### Short task
Please write out the material that follows, exactly as it stands.

>> Begin The records

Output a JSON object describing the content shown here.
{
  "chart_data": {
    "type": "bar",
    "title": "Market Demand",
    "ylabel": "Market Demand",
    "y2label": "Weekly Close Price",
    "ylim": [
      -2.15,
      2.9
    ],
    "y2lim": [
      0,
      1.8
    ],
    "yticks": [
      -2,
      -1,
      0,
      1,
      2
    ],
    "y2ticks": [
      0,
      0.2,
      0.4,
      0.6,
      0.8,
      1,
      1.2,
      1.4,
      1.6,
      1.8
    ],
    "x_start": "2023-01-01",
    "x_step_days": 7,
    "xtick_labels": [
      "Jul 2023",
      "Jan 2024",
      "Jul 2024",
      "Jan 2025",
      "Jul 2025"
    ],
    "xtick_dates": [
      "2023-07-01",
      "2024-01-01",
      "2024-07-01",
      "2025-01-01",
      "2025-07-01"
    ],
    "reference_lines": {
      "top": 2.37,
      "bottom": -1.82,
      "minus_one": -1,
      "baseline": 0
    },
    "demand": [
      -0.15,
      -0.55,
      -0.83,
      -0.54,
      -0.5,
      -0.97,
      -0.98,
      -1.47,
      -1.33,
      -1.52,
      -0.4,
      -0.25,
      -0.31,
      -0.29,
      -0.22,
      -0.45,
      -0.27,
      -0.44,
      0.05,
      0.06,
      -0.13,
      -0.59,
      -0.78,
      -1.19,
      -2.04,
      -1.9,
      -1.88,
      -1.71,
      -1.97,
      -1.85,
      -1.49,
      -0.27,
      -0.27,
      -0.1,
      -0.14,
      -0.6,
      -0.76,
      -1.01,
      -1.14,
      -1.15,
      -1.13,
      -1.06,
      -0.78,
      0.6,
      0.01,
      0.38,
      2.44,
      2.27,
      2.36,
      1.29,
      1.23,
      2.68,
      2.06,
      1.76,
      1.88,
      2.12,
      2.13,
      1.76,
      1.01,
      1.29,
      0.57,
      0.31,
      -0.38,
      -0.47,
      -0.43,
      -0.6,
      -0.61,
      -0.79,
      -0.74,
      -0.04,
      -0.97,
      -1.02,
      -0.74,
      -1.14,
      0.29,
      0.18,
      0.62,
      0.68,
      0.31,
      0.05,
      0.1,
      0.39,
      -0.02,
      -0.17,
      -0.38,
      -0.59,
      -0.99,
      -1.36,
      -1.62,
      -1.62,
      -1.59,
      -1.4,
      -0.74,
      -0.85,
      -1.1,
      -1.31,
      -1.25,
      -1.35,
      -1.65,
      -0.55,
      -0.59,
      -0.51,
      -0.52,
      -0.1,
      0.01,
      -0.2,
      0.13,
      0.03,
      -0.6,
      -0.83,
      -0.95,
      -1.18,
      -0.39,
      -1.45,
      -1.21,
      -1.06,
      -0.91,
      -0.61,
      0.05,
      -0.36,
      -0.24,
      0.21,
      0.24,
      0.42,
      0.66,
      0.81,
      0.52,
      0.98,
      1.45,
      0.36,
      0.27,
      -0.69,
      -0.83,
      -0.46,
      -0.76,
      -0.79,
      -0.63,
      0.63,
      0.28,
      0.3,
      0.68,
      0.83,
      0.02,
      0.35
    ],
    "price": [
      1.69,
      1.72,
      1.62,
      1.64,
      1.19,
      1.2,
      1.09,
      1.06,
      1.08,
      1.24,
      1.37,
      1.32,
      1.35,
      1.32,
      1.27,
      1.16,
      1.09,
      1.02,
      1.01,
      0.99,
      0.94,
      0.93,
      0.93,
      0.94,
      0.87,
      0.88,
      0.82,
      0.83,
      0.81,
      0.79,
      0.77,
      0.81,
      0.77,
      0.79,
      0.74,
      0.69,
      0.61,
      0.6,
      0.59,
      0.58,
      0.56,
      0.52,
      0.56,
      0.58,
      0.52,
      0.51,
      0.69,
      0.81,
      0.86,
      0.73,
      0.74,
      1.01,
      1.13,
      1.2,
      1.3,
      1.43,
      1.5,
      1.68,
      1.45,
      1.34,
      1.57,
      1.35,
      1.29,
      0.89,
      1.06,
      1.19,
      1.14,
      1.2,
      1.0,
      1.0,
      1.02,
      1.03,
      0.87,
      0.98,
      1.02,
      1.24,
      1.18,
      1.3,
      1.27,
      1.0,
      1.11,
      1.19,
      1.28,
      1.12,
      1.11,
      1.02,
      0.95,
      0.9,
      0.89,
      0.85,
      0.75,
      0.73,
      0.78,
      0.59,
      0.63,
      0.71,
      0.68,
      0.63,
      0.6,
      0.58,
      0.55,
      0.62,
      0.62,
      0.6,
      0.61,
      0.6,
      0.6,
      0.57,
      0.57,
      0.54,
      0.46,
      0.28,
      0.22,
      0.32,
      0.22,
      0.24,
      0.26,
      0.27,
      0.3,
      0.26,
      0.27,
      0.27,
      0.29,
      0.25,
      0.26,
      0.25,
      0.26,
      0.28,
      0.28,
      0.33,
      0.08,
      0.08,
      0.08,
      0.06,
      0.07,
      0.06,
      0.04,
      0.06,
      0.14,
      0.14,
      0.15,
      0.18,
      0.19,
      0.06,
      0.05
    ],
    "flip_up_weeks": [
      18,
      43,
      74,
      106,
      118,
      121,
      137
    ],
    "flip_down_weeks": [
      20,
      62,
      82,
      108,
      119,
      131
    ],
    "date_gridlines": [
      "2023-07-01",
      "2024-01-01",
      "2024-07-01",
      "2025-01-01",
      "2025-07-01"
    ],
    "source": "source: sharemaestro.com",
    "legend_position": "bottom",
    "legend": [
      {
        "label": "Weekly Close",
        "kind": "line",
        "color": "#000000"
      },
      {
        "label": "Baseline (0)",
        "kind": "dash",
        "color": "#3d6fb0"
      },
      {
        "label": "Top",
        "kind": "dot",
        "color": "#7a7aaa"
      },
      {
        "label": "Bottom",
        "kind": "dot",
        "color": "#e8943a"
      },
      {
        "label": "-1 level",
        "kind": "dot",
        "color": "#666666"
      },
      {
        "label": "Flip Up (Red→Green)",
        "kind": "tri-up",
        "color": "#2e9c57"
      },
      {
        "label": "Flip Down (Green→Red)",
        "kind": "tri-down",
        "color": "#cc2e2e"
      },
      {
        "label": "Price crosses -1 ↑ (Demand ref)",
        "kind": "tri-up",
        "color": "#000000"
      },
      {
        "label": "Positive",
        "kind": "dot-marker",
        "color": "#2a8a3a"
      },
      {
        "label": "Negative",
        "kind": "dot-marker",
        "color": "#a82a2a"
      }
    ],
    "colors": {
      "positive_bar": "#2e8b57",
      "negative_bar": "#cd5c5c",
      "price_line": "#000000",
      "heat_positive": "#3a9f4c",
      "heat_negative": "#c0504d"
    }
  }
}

>> End The records

### Task solution
Output a JSON object describing the content shown here.
{
  "chart_data": {
    "type": "bar",
    "title": "Market Demand",
    "ylabel": "Market Demand",
    "y2label": "Weekly Close Price",
    "ylim": [
      -2.15,
      2.9
    ],
    "y2lim": [
      0,
      1.8
    ],
    "yticks": [
      -2,
      -1,
      0,
      1,
      2
    ],
    "y2ticks": [
      0,
      0.2,
      0.4,
      0.6,
      0.8,
      1,
      1.2,
      1.4,
      1.6,
      1.8
    ],
    "x_start": "2023-01-01",
    "x_step_days": 7,
    "xtick_labels": [
      "Jul 2023",
      "Jan 2024",
      "Jul 2024",
      "Jan 2025",
      "Jul 2025"
    ],
    "xtick_dates": [
      "2023-07-01",
      "2024-01-01",
      "2024-07-01",
      "2025-01-01",
      "2025-07-01"
    ],
    "reference_lines": {
      "top": 2.37,
      "bottom": -1.82,
      "minus_one": -1,
      "baseline": 0
    },
    "demand": [
      -0.15,
      -0.55,
      -0.83,
      -0.54,
      -0.5,
      -0.97,
      -0.98,
      -1.47,
      -1.33,
      -1.52,
      -0.4,
      -0.25,
      -0.31,
      -0.29,
      -0.22,
      -0.45,
      -0.27,
      -0.44,
      0.05,
      0.06,
      -0.13,
      -0.59,
      -0.78,
      -1.19,
      -2.04,
      -1.9,
      -1.88,
      -1.71,
      -1.97,
      -1.85,
      -1.49,
      -0.27,
      -0.27,
      -0.1,
      -0.14,
      -0.6,
      -0.76,
      -1.01,
      -1.14,
      -1.15,
      -1.13,
      -1.06,
      -0.78,
      0.6,
      0.01,
      0.38,
      2.44,
      2.27,
      2.36,
      1.29,
      1.23,
      2.68,
      2.06,
      1.76,
      1.88,
      2.12,
      2.13,
      1.76,
      1.01,
      1.29,
      0.57,
      0.31,
      -0.38,
      -0.47,
      -0.43,
      -0.6,
      -0.61,
      -0.79,
      -0.74,
      -0.04,
      -0.97,
      -1.02,
      -0.74,
      -1.14,
      0.29,
      0.18,
      0.62,
      0.68,
      0.31,
      0.05,
      0.1,
      0.39,
      -0.02,
      -0.17,
      -0.38,
      -0.59,
      -0.99,
      -1.36,
      -1.62,
      -1.62,
      -1.59,
      -1.4,
      -0.74,
      -0.85,
      -1.1,
      -1.31,
      -1.25,
      -1.35,
      -1.65,
      -0.55,
      -0.59,
      -0.51,
      -0.52,
      -0.1,
      0.01,
      -0.2,
      0.13,
      0.03,
      -0.6,
      -0.83,
      -0.95,
      -1.18,
      -0.39,
      -1.45,
      -1.21,
      -1.06,
      -0.91,
      -0.61,
      0.05,
      -0.36,
      -0.24,
      0.21,
      0.24,
      0.42,
      0.66,
      0.81,
      0.52,
      0.98,
      1.45,
      0.36,
      0.27,
      -0.69,
      -0.83,
      -0.46,
      -0.76,
      -0.79,
      -0.63,
      0.63,
      0.28,
      0.3,
      0.68,
      0.83,
      0.02,
      0.35
    ],
    "price": [
      1.69,
      1.72,
      1.62,
      1.64,
      1.19,
      1.2,
      1.09,
      1.06,
      1.08,
      1.24,
      1.37,
      1.32,
      1.35,
      1.32,
      1.27,
      1.16,
      1.09,
      1.02,
      1.01,
      0.99,
      0.94,
      0.93,
      0.93,
      0.94,
      0.87,
      0.88,
      0.82,
      0.83,
      0.81,
      0.79,
      0.77,
      0.81,
      0.77,
      0.79,
      0.74,
      0.69,
      0.61,
      0.6,
      0.59,
      0.58,
      0.56,
      0.52,
      0.56,
      0.58,
      0.52,
      0.51,
      0.69,
      0.81,
      0.86,
      0.73,
      0.74,
      1.01,
      1.13,
      1.2,
      1.3,
      1.43,
      1.5,
      1.68,
      1.45,
      1.34,
      1.57,
      1.35,
      1.29,
      0.89,
      1.06,
      1.19,
      1.14,
      1.2,
      1.0,
      1.0,
      1.02,
      1.03,
      0.87,
      0.98,
      1.02,
      1.24,
      1.18,
      1.3,
      1.27,
      1.0,
      1.11,
      1.19,
      1.28,
      1.12,
      1.11,
      1.02,
      0.95,
      0.9,
      0.89,
      0.85,
      0.75,
      0.73,
      0.78,
      0.59,
      0.63,
      0.71,
      0.68,
      0.63,
      0.6,
      0.58,
      0.55,
      0.62,
      0.62,
      0.6,
      0.61,
      0.6,
      0.6,
      0.57,
      0.57,
      0.54,
      0.46,
      0.28,
      0.22,
      0.32,
      0.22,
      0.24,
      0.26,
      0.27,
      0.3,
      0.26,
      0.27,
      0.27,
      0.29,
      0.25,
      0.26,
      0.25,
      0.26,
      0.28,
      0.28,
      0.33,
      0.08,
      0.08,
      0.08,
      0.06,
      0.07,
      0.06,
      0.04,
      0.06,
      0.14,
      0.14,
      0.15,
      0.18,
      0.19,
      0.06,
      0.05
    ],
    "flip_up_weeks": [
      18,
      43,
      74,
      106,
      118,
      121,
      137
    ],
    "flip_down_weeks": [
      20,
      62,
      82,
      108,
      119,
      131
    ],
    "date_gridlines": [
      "2023-07-01",
      "2024-01-01",
      "2024-07-01",
      "2025-01-01",
      "2025-07-01"
    ],
    "source": "source: sharemaestro.com",
    "legend_position": "bottom",
    "legend": [
      {
        "label": "Weekly Close",
        "kind": "line",
        "color": "#000000"
      },
      {
        "label": "Baseline (0)",
        "kind": "dash",
        "color": "#3d6fb0"
      },
      {
        "label": "Top",
        "kind": "dot",
        "color": "#7a7aaa"
      },
      {
        "label": "Bottom",
        "kind": "dot",
        "color": "#e8943a"
      },
      {
        "label": "-1 level",
        "kind": "dot",
        "color": "#666666"
      },
      {
        "label": "Flip Up (Red→Green)",
        "kind": "tri-up",
        "color": "#2e9c57"
      },
      {
        "label": "Flip Down (Green→Red)",
        "kind": "tri-down",
        "color": "#cc2e2e"
      },
      {
        "label": "Price crosses -1 ↑ (Demand ref)",
        "kind": "tri-up",
        "color": "#000000"
      },
      {
        "label": "Positive",
        "kind": "dot-marker",
        "color": "#2a8a3a"
      },
      {
        "label": "Negative",
        "kind": "dot-marker",
        "color": "#a82a2a"
      }
    ],
    "colors": {
      "positive_bar": "#2e8b57",
      "negative_bar": "#cd5c5c",
      "price_line": "#000000",
      "heat_positive": "#3a9f4c",
      "heat_negative": "#c0504d"
    }
  }
}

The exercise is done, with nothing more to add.